* Available data
[start]

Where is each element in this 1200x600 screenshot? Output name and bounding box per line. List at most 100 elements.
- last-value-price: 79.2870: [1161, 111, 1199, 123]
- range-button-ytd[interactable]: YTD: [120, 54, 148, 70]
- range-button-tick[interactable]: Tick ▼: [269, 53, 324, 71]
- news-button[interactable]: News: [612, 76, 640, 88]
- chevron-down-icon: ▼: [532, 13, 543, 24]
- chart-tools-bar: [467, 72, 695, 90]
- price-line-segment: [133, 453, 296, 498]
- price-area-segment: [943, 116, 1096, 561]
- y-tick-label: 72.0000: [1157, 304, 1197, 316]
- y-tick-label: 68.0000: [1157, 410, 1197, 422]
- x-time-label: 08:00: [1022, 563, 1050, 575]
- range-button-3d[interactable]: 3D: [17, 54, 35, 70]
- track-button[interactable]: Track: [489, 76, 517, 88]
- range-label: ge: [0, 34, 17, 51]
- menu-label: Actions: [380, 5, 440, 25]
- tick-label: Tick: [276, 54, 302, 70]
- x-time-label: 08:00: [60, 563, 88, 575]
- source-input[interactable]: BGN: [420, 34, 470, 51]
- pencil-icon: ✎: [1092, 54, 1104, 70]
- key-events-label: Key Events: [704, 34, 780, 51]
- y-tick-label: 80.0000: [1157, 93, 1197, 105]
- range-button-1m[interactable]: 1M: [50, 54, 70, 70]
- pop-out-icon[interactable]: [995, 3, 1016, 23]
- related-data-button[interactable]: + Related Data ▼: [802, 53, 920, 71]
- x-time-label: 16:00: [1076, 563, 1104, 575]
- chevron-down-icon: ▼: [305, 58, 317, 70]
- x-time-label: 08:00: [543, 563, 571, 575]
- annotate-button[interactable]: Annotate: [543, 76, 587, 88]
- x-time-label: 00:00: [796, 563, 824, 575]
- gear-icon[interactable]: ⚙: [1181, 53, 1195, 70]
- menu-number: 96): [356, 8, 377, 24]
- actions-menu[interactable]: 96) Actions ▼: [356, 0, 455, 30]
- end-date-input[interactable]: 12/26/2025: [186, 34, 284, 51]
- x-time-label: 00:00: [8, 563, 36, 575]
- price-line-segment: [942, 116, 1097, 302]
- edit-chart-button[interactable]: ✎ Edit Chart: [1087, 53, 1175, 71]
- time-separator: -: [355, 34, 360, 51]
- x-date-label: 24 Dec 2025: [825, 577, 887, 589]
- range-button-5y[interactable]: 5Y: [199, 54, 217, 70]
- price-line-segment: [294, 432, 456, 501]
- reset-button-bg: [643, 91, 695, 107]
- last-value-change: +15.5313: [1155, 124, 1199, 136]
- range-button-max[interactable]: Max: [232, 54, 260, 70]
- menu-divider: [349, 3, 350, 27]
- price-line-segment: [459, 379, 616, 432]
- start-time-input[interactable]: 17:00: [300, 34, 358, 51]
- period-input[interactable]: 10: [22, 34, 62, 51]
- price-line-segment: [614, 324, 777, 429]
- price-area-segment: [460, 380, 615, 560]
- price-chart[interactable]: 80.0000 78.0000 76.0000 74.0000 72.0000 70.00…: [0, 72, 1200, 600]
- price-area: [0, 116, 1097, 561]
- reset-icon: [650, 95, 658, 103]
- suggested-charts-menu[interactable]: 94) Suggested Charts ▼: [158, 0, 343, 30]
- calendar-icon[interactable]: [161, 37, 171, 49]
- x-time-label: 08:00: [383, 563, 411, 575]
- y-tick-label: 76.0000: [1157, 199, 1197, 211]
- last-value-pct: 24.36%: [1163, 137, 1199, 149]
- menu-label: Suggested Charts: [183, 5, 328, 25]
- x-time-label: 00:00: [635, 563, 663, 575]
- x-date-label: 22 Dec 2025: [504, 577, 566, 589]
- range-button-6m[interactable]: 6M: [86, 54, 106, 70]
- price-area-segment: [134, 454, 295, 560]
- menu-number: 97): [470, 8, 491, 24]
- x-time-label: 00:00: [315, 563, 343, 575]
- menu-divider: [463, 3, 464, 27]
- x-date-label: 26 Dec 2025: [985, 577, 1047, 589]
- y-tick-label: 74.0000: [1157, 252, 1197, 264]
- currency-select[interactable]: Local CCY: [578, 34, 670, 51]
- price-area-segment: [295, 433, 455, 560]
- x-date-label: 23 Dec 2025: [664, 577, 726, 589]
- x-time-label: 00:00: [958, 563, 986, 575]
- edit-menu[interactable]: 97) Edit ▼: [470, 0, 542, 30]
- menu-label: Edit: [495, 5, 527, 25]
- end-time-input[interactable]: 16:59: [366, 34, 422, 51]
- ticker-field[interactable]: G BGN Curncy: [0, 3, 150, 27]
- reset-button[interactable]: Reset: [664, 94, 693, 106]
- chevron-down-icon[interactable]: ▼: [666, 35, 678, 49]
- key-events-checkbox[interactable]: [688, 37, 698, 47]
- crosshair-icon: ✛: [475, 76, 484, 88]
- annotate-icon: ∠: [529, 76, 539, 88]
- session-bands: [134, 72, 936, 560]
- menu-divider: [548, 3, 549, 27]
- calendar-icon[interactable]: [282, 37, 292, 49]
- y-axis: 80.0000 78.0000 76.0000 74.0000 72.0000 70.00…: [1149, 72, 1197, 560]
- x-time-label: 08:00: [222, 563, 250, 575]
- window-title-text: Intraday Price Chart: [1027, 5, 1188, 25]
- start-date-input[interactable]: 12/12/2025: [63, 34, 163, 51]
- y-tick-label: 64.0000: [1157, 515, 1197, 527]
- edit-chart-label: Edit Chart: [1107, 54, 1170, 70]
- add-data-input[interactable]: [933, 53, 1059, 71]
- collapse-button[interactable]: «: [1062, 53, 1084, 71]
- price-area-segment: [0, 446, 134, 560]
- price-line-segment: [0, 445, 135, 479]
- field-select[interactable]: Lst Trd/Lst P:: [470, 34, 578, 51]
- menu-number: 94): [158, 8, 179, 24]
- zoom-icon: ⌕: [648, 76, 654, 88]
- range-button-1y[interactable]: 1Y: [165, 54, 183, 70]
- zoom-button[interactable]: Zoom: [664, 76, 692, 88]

[end]

* Task statement
Switch "Intraday Price Chart" to "Daily Price Chart" in the records above and write out all of their lines again, leaving everything else as it stands.

* The response
Where is each element in this 1200x600 screenshot? Output name and bounding box per line. List at most 100 elements.
- last-value-price: 79.2870: [1161, 111, 1199, 123]
- range-button-ytd[interactable]: YTD: [120, 54, 148, 70]
- range-button-tick[interactable]: Tick ▼: [269, 53, 324, 71]
- news-button[interactable]: News: [612, 76, 640, 88]
- chevron-down-icon: ▼: [532, 13, 543, 24]
- chart-tools-bar: [467, 72, 695, 90]
- price-line-segment: [133, 453, 296, 498]
- price-area-segment: [943, 116, 1096, 561]
- y-tick-label: 72.0000: [1157, 304, 1197, 316]
- y-tick-label: 68.0000: [1157, 410, 1197, 422]
- x-time-label: 08:00: [1022, 563, 1050, 575]
- range-button-3d[interactable]: 3D: [17, 54, 35, 70]
- track-button[interactable]: Track: [489, 76, 517, 88]
- range-label: ge: [0, 34, 17, 51]
- menu-label: Actions: [380, 5, 440, 25]
- tick-label: Tick: [276, 54, 302, 70]
- x-time-label: 08:00: [60, 563, 88, 575]
- source-input[interactable]: BGN: [420, 34, 470, 51]
- pencil-icon: ✎: [1092, 54, 1104, 70]
- key-events-label: Key Events: [704, 34, 780, 51]
- y-tick-label: 80.0000: [1157, 93, 1197, 105]
- range-button-1m[interactable]: 1M: [50, 54, 70, 70]
- pop-out-icon[interactable]: [995, 3, 1016, 23]
- related-data-button[interactable]: + Related Data ▼: [802, 53, 920, 71]
- x-time-label: 16:00: [1076, 563, 1104, 575]
- chevron-down-icon: ▼: [305, 58, 317, 70]
- x-time-label: 08:00: [543, 563, 571, 575]
- annotate-button[interactable]: Annotate: [543, 76, 587, 88]
- x-time-label: 00:00: [796, 563, 824, 575]
- gear-icon[interactable]: ⚙: [1181, 53, 1195, 70]
- menu-number: 96): [356, 8, 377, 24]
- actions-menu[interactable]: 96) Actions ▼: [356, 0, 455, 30]
- end-date-input[interactable]: 12/26/2025: [186, 34, 284, 51]
- x-time-label: 00:00: [8, 563, 36, 575]
- price-line-segment: [942, 116, 1097, 302]
- edit-chart-button[interactable]: ✎ Edit Chart: [1087, 53, 1175, 71]
- time-separator: -: [355, 34, 360, 51]
- x-date-label: 24 Dec 2025: [825, 577, 887, 589]
- range-button-5y[interactable]: 5Y: [199, 54, 217, 70]
- price-line-segment: [294, 432, 456, 501]
- reset-button-bg: [643, 91, 695, 107]
- last-value-change: +15.5313: [1155, 124, 1199, 136]
- range-button-max[interactable]: Max: [232, 54, 260, 70]
- menu-divider: [349, 3, 350, 27]
- price-line-segment: [459, 379, 616, 432]
- start-time-input[interactable]: 17:00: [300, 34, 358, 51]
- period-input[interactable]: 10: [22, 34, 62, 51]
- price-line-segment: [614, 324, 777, 429]
- price-area-segment: [460, 380, 615, 560]
- price-chart[interactable]: 80.0000 78.0000 76.0000 74.0000 72.0000 70.00…: [0, 72, 1200, 600]
- price-area: [0, 116, 1097, 561]
- reset-icon: [650, 95, 658, 103]
- suggested-charts-menu[interactable]: 94) Suggested Charts ▼: [158, 0, 343, 30]
- calendar-icon[interactable]: [161, 37, 171, 49]
- x-time-label: 08:00: [383, 563, 411, 575]
- y-tick-label: 76.0000: [1157, 199, 1197, 211]
- last-value-pct: 24.36%: [1163, 137, 1199, 149]
- menu-label: Suggested Charts: [183, 5, 328, 25]
- x-time-label: 00:00: [635, 563, 663, 575]
- x-date-label: 22 Dec 2025: [504, 577, 566, 589]
- range-button-6m[interactable]: 6M: [86, 54, 106, 70]
- price-area-segment: [134, 454, 295, 560]
- menu-number: 97): [470, 8, 491, 24]
- x-time-label: 00:00: [315, 563, 343, 575]
- menu-divider: [463, 3, 464, 27]
- x-date-label: 26 Dec 2025: [985, 577, 1047, 589]
- y-tick-label: 74.0000: [1157, 252, 1197, 264]
- currency-select[interactable]: Local CCY: [578, 34, 670, 51]
- price-area-segment: [295, 433, 455, 560]
- x-date-label: 23 Dec 2025: [664, 577, 726, 589]
- x-time-label: 00:00: [958, 563, 986, 575]
- edit-menu[interactable]: 97) Edit ▼: [470, 0, 542, 30]
- menu-label: Edit: [495, 5, 527, 25]
- end-time-input[interactable]: 16:59: [366, 34, 422, 51]
- ticker-field[interactable]: G BGN Curncy: [0, 3, 150, 27]
- reset-button[interactable]: Reset: [664, 94, 693, 106]
- chevron-down-icon[interactable]: ▼: [666, 35, 678, 49]
- key-events-checkbox[interactable]: [688, 37, 698, 47]
- crosshair-icon: ✛: [475, 76, 484, 88]
- annotate-icon: ∠: [529, 76, 539, 88]
- session-bands: [134, 72, 936, 560]
- menu-divider: [548, 3, 549, 27]
- calendar-icon[interactable]: [282, 37, 292, 49]
- y-axis: 80.0000 78.0000 76.0000 74.0000 72.0000 70.00…: [1149, 72, 1197, 560]
- x-time-label: 08:00: [222, 563, 250, 575]
- window-title-text: Daily Price Chart: [1027, 5, 1188, 25]
- start-date-input[interactable]: 12/12/2025: [63, 34, 163, 51]
- y-tick-label: 64.0000: [1157, 515, 1197, 527]
- edit-chart-label: Edit Chart: [1107, 54, 1170, 70]
- add-data-input[interactable]: [933, 53, 1059, 71]
- collapse-button[interactable]: «: [1062, 53, 1084, 71]
- price-area-segment: [0, 446, 134, 560]
- price-line-segment: [0, 445, 135, 479]
- field-select[interactable]: Lst Trd/Lst P:: [470, 34, 578, 51]
- menu-number: 94): [158, 8, 179, 24]
- zoom-icon: ⌕: [648, 76, 654, 88]
- range-button-1y[interactable]: 1Y: [165, 54, 183, 70]
- zoom-button[interactable]: Zoom: [664, 76, 692, 88]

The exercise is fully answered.